[Records provided]:
== == ==
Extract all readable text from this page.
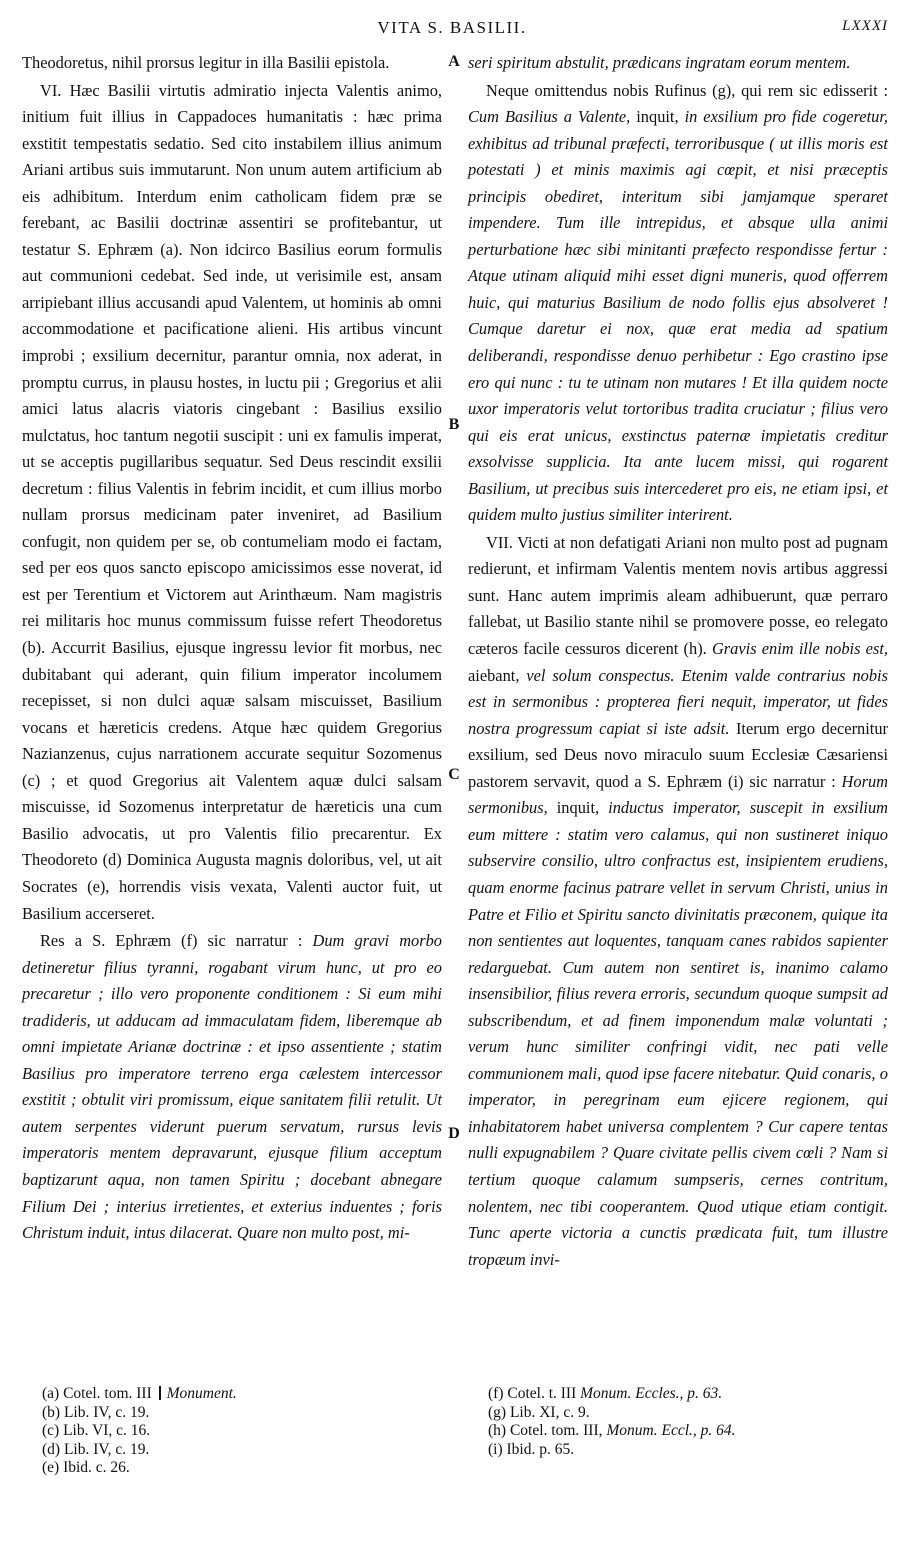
VITA S. BASILII.	LXXXI

Theodoretus, nihil prorsus legitur in illa Basilii epistola.

VI. Hæc Basilii virtutis admiratio injecta Valentis animo, initium fuit illius in Cappadoces humanitatis : hæc prima exstitit tempestatis sedatio. Sed cito instabilem illius animum Ariani artibus suis immutarunt. Non unum autem artificium ab eis adhibitum. Interdum enim catholicam fidem præ se ferebant, ac Basilii doctrinæ assentiri se profitebantur, ut testatur S. Ephræm (a). Non idcirco Basilius eorum formulis aut communioni cedebat. Sed inde, ut verisimile est, ansam arripiebant illius accusandi apud Valentem, ut hominis ab omni accommodatione et pacificatione alieni. His artibus vincunt improbi ; exsilium decernitur, parantur omnia, nox aderat, in promptu currus, in plausu hostes, in luctu pii ; Gregorius et alii amici latus alacris viatoris cingebant : Basilius exsilio mulctatus, hoc tantum negotii suscipit : uni ex famulis imperat, ut se acceptis pugillaribus sequatur. Sed Deus rescindit exsilii decretum : filius Valentis in febrim incidit, et cum illius morbo nullam prorsus medicinam pater inveniret, ad Basilium confugit, non quidem per se, ob contumeliam modo ei factam, sed per eos quos sancto episcopo amicissimos esse noverat, id est per Terentium et Victorem aut Arinthæum. Nam magistris rei militaris hoc munus commissum fuisse refert Theodoretus (b). Accurrit Basilius, ejusque ingressu levior fit morbus, nec dubitabant qui aderant, quin filium imperator incolumem recepisset, si non dulci aquæ salsam miscuisset, Basilium vocans et hæreticis credens. Atque hæc quidem Gregorius Nazianzenus, cujus narrationem accurate sequitur Sozomenus (c) ; et quod Gregorius ait Valentem aquæ dulci salsam miscuisse, id Sozomenus interpretatur de hæreticis una cum Basilio advocatis, ut pro Valentis filio precarentur. Ex Theodoreto (d) Dominica Augusta magnis doloribus, vel, ut ait Socrates (e), horrendis visis vexata, Valenti auctor fuit, ut Basilium accerseret.

Res a S. Ephræm (f) sic narratur : Dum gravi morbo detineretur filius tyranni, rogabant virum hunc, ut pro eo precaretur ; illo vero proponente conditionem : Si eum mihi tradideris, ut adducam ad immaculatam fidem, liberemque ab omni impietate Arianæ doctrinæ : et ipso assentiente ; statim Basilius pro imperatore terreno erga cælestem intercessor exstitit ; obtulit viri promissum, eique sanitatem filii retulit. Ut autem serpentes viderunt puerum servatum, rursus levis imperatoris mentem depravarunt, ejusque filium acceptum baptizarunt aqua, non tamen Spiritu ; docebant abnegare Filium Dei ; interius irretientes, et exterius induentes ; foris Christum induit, intus dilacerat. Quare non multo post, mi-

seri spiritum abstulit, prædicans ingratam eorum mentem.

Neque omittendus nobis Rufinus (g), qui rem sic edisserit : Cum Basilius a Valente, inquit, in exsilium pro fide cogeretur, exhibitus ad tribunal præfecti, terroribusque ( ut illis moris est potestati ) et minis maximis agi cœpit, et nisi præceptis principis obediret, interitum sibi jamjamque speraret impendere. Tum ille intrepidus, et absque ulla animi perturbatione hæc sibi minitanti præfecto respondisse fertur : Atque utinam aliquid mihi esset digni muneris, quod offerrem huic, qui maturius Basilium de nodo follis ejus absolveret ! Cumque daretur ei nox, quæ erat media ad spatium deliberandi, respondisse denuo perhibetur : Ego crastino ipse ero qui nunc : tu te utinam non mutares ! Et illa quidem nocte uxor imperatoris velut tortoribus tradita cruciatur ; filius vero qui eis erat unicus, exstinctus paternæ impietatis creditur exsolvisse supplicia. Ita ante lucem missi, qui rogarent Basilium, ut precibus suis intercederet pro eis, ne etiam ipsi, et quidem multo justius similiter interirent.

VII. Victi at non defatigati Ariani non multo post ad pugnam redierunt, et infirmam Valentis mentem novis artibus aggressi sunt. Hanc autem imprimis aleam adhibuerunt, quæ perraro fallebat, ut Basilio stante nihil se promovere posse, eo relegato cæteros facile cessuros dicerent (h). Gravis enim ille nobis est, aiebant, vel solum conspectus. Etenim valde contrarius nobis est in sermonibus : propterea fieri nequit, imperator, ut fides nostra progressum capiat si iste adsit. Iterum ergo decernitur exsilium, sed Deus novo miraculo suum Ecclesiæ Cæsariensi pastorem servavit, quod a S. Ephræm (i) sic narratur : Horum sermonibus, inquit, inductus imperator, suscepit in exsilium eum mittere : statim vero calamus, qui non sustineret iniquo subservire consilio, ultro confractus est, insipientem erudiens, quam enorme facinus patrare vellet in servum Christi, unius in Patre et Filio et Spiritu sancto divinitatis præconem, quique ita non sentientes aut loquentes, tanquam canes rabidos sapienter redarguebat. Cum autem non sentiret is, inanimo calamo insensibilior, filius revera erroris, secundum quoque sumpsit ad subscribendum, et ad finem imponendum malæ voluntati ; verum hunc similiter confringi vidit, nec pati velle communionem mali, quod ipse facere nitebatur. Quid conaris, o imperator, in peregrinam eum ejicere regionem, qui inhabitatorem habet universa complentem ? Cur capere tentas nulli expugnabilem ? Quare civitate pellis civem cœli ? Nam si tertium quoque calamum sumpseris, cernes contritum, nolentem, nec tibi cooperantem. Quod utique etiam contigit. Tunc aperte victoria a cunctis prædicata fuit, tum illustre tropæum invi-

A
B
C
D
(a) Cotel. tom. III Monument.
(b) Lib. IV, c. 19.
(c) Lib. VI, c. 16.
(d) Lib. IV, c. 19.
(e) Ibid. c. 26.
(f) Cotel. t. III Monum. Eccles., p. 63.
(g) Lib. XI, c. 9.
(h) Cotel. tom. III, Monum. Eccl., p. 64.
(i) Ibid. p. 65.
== == ==
[Task to carry out]:
A faithful copy of the records above is needed, with the pictures left out.

[Written solution]:
Extract all readable text from this page.
VITA S. BASILII.	LXXXI

Theodoretus, nihil prorsus legitur in illa Basilii epistola.

VI. Hæc Basilii virtutis admiratio injecta Valentis animo, initium fuit illius in Cappadoces humanitatis : hæc prima exstitit tempestatis sedatio. Sed cito instabilem illius animum Ariani artibus suis immutarunt. Non unum autem artificium ab eis adhibitum. Interdum enim catholicam fidem præ se ferebant, ac Basilii doctrinæ assentiri se profitebantur, ut testatur S. Ephræm (a). Non idcirco Basilius eorum formulis aut communioni cedebat. Sed inde, ut verisimile est, ansam arripiebant illius accusandi apud Valentem, ut hominis ab omni accommodatione et pacificatione alieni. His artibus vincunt improbi ; exsilium decernitur, parantur omnia, nox aderat, in promptu currus, in plausu hostes, in luctu pii ; Gregorius et alii amici latus alacris viatoris cingebant : Basilius exsilio mulctatus, hoc tantum negotii suscipit : uni ex famulis imperat, ut se acceptis pugillaribus sequatur. Sed Deus rescindit exsilii decretum : filius Valentis in febrim incidit, et cum illius morbo nullam prorsus medicinam pater inveniret, ad Basilium confugit, non quidem per se, ob contumeliam modo ei factam, sed per eos quos sancto episcopo amicissimos esse noverat, id est per Terentium et Victorem aut Arinthæum. Nam magistris rei militaris hoc munus commissum fuisse refert Theodoretus (b). Accurrit Basilius, ejusque ingressu levior fit morbus, nec dubitabant qui aderant, quin filium imperator incolumem recepisset, si non dulci aquæ salsam miscuisset, Basilium vocans et hæreticis credens. Atque hæc quidem Gregorius Nazianzenus, cujus narrationem accurate sequitur Sozomenus (c) ; et quod Gregorius ait Valentem aquæ dulci salsam miscuisse, id Sozomenus interpretatur de hæreticis una cum Basilio advocatis, ut pro Valentis filio precarentur. Ex Theodoreto (d) Dominica Augusta magnis doloribus, vel, ut ait Socrates (e), horrendis visis vexata, Valenti auctor fuit, ut Basilium accerseret.

Res a S. Ephræm (f) sic narratur : Dum gravi morbo detineretur filius tyranni, rogabant virum hunc, ut pro eo precaretur ; illo vero proponente conditionem : Si eum mihi tradideris, ut adducam ad immaculatam fidem, liberemque ab omni impietate Arianæ doctrinæ : et ipso assentiente ; statim Basilius pro imperatore terreno erga cælestem intercessor exstitit ; obtulit viri promissum, eique sanitatem filii retulit. Ut autem serpentes viderunt puerum servatum, rursus levis imperatoris mentem depravarunt, ejusque filium acceptum baptizarunt aqua, non tamen Spiritu ; docebant abnegare Filium Dei ; interius irretientes, et exterius induentes ; foris Christum induit, intus dilacerat. Quare non multo post, mi-

seri spiritum abstulit, prædicans ingratam eorum mentem.

Neque omittendus nobis Rufinus (g), qui rem sic edisserit : Cum Basilius a Valente, inquit, in exsilium pro fide cogeretur, exhibitus ad tribunal præfecti, terroribusque ( ut illis moris est potestati ) et minis maximis agi cœpit, et nisi præceptis principis obediret, interitum sibi jamjamque speraret impendere. Tum ille intrepidus, et absque ulla animi perturbatione hæc sibi minitanti præfecto respondisse fertur : Atque utinam aliquid mihi esset digni muneris, quod offerrem huic, qui maturius Basilium de nodo follis ejus absolveret ! Cumque daretur ei nox, quæ erat media ad spatium deliberandi, respondisse denuo perhibetur : Ego crastino ipse ero qui nunc : tu te utinam non mutares ! Et illa quidem nocte uxor imperatoris velut tortoribus tradita cruciatur ; filius vero qui eis erat unicus, exstinctus paternæ impietatis creditur exsolvisse supplicia. Ita ante lucem missi, qui rogarent Basilium, ut precibus suis intercederet pro eis, ne etiam ipsi, et quidem multo justius similiter interirent.

VII. Victi at non defatigati Ariani non multo post ad pugnam redierunt, et infirmam Valentis mentem novis artibus aggressi sunt. Hanc autem imprimis aleam adhibuerunt, quæ perraro fallebat, ut Basilio stante nihil se promovere posse, eo relegato cæteros facile cessuros dicerent (h). Gravis enim ille nobis est, aiebant, vel solum conspectus. Etenim valde contrarius nobis est in sermonibus : propterea fieri nequit, imperator, ut fides nostra progressum capiat si iste adsit. Iterum ergo decernitur exsilium, sed Deus novo miraculo suum Ecclesiæ Cæsariensi pastorem servavit, quod a S. Ephræm (i) sic narratur : Horum sermonibus, inquit, inductus imperator, suscepit in exsilium eum mittere : statim vero calamus, qui non sustineret iniquo subservire consilio, ultro confractus est, insipientem erudiens, quam enorme facinus patrare vellet in servum Christi, unius in Patre et Filio et Spiritu sancto divinitatis præconem, quique ita non sentientes aut loquentes, tanquam canes rabidos sapienter redarguebat. Cum autem non sentiret is, inanimo calamo insensibilior, filius revera erroris, secundum quoque sumpsit ad subscribendum, et ad finem imponendum malæ voluntati ; verum hunc similiter confringi vidit, nec pati velle communionem mali, quod ipse facere nitebatur. Quid conaris, o imperator, in peregrinam eum ejicere regionem, qui inhabitatorem habet universa complentem ? Cur capere tentas nulli expugnabilem ? Quare civitate pellis civem cœli ? Nam si tertium quoque calamum sumpseris, cernes contritum, nolentem, nec tibi cooperantem. Quod utique etiam contigit. Tunc aperte victoria a cunctis prædicata fuit, tum illustre tropæum invi-

A
B
C
D
(a) Cotel. tom. III Monument.
(b) Lib. IV, c. 19.
(c) Lib. VI, c. 16.
(d) Lib. IV, c. 19.
(e) Ibid. c. 26.
(f) Cotel. t. III Monum. Eccles., p. 63.
(g) Lib. XI, c. 9.
(h) Cotel. tom. III, Monum. Eccl., p. 64.
(i) Ibid. p. 65.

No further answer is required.